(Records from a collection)
_ _ _

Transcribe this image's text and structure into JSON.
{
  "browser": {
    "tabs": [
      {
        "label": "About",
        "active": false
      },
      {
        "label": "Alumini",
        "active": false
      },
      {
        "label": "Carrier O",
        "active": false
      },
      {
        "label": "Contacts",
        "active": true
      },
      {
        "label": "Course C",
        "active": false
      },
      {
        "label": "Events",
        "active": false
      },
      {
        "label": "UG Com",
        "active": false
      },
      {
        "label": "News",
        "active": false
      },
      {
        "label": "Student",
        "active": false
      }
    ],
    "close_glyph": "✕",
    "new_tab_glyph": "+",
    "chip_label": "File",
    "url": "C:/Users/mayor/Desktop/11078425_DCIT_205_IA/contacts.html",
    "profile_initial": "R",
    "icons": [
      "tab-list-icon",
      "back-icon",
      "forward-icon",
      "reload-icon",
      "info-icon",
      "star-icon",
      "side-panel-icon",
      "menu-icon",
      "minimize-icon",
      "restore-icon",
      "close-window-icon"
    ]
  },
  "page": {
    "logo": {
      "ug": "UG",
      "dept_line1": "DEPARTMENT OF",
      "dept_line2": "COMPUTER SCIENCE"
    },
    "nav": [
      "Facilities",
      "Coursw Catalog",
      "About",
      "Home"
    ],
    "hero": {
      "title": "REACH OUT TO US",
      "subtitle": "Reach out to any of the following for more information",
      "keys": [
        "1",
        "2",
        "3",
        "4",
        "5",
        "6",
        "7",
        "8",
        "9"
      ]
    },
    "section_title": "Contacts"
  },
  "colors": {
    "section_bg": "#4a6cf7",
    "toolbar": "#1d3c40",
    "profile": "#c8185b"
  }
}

_ _ _

▶ WHAT YOU SHOULD DO
Give the data again, exactly as it stands.

▶ RESULT OF THE EXERCISE
Transcribe this image's text and structure into JSON.
{
  "browser": {
    "tabs": [
      {
        "label": "About",
        "active": false
      },
      {
        "label": "Alumini",
        "active": false
      },
      {
        "label": "Carrier O",
        "active": false
      },
      {
        "label": "Contacts",
        "active": true
      },
      {
        "label": "Course C",
        "active": false
      },
      {
        "label": "Events",
        "active": false
      },
      {
        "label": "UG Com",
        "active": false
      },
      {
        "label": "News",
        "active": false
      },
      {
        "label": "Student",
        "active": false
      }
    ],
    "close_glyph": "✕",
    "new_tab_glyph": "+",
    "chip_label": "File",
    "url": "C:/Users/mayor/Desktop/11078425_DCIT_205_IA/contacts.html",
    "profile_initial": "R",
    "icons": [
      "tab-list-icon",
      "back-icon",
      "forward-icon",
      "reload-icon",
      "info-icon",
      "star-icon",
      "side-panel-icon",
      "menu-icon",
      "minimize-icon",
      "restore-icon",
      "close-window-icon"
    ]
  },
  "page": {
    "logo": {
      "ug": "UG",
      "dept_line1": "DEPARTMENT OF",
      "dept_line2": "COMPUTER SCIENCE"
    },
    "nav": [
      "Facilities",
      "Coursw Catalog",
      "About",
      "Home"
    ],
    "hero": {
      "title": "REACH OUT TO US",
      "subtitle": "Reach out to any of the following for more information",
      "keys": [
        "1",
        "2",
        "3",
        "4",
        "5",
        "6",
        "7",
        "8",
        "9"
      ]
    },
    "section_title": "Contacts"
  },
  "colors": {
    "section_bg": "#4a6cf7",
    "toolbar": "#1d3c40",
    "profile": "#c8185b"
  }
}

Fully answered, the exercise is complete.